Report only how many lines hold the word "Normal".
* Begin *
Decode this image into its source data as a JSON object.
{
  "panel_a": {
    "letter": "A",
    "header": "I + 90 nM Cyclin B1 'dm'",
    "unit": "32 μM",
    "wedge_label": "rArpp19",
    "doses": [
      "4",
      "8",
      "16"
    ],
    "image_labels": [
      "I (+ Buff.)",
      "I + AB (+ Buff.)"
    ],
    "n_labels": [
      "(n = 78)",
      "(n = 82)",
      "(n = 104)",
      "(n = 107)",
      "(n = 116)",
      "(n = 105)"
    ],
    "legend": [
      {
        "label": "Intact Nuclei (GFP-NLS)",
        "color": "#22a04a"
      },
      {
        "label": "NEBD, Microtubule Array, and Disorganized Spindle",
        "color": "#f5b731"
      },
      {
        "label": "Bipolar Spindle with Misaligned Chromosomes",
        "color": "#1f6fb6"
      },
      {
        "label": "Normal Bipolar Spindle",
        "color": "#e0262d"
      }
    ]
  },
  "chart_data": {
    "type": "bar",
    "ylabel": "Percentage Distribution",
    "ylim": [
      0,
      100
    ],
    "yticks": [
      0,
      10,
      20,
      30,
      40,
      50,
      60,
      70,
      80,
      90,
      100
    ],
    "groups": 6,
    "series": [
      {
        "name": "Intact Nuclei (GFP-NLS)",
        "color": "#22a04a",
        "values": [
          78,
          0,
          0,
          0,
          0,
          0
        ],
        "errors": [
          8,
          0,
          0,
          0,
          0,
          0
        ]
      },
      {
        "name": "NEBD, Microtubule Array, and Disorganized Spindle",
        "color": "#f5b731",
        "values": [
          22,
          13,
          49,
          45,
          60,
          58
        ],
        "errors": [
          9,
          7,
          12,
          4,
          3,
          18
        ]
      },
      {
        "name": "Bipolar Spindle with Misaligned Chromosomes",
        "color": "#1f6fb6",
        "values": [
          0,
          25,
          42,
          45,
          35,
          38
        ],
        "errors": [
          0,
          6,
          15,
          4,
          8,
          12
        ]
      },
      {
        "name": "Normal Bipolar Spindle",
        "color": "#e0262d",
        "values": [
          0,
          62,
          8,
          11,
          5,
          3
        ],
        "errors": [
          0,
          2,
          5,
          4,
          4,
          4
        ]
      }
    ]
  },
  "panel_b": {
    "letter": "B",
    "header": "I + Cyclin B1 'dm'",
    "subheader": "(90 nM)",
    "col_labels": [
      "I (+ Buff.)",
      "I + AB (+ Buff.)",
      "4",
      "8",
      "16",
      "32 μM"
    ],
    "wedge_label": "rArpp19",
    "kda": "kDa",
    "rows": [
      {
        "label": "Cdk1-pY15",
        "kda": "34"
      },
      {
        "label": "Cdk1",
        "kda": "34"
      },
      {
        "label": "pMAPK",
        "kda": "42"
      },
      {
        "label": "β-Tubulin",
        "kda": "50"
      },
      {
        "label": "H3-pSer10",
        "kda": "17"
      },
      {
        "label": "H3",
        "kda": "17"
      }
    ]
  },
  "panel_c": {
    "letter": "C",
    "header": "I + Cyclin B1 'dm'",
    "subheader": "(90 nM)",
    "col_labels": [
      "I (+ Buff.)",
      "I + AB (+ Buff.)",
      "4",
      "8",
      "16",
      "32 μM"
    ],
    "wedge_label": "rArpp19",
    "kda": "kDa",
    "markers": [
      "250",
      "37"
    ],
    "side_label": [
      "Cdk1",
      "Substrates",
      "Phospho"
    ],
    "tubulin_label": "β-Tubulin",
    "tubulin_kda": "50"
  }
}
* End *
_Solved problem:_ 2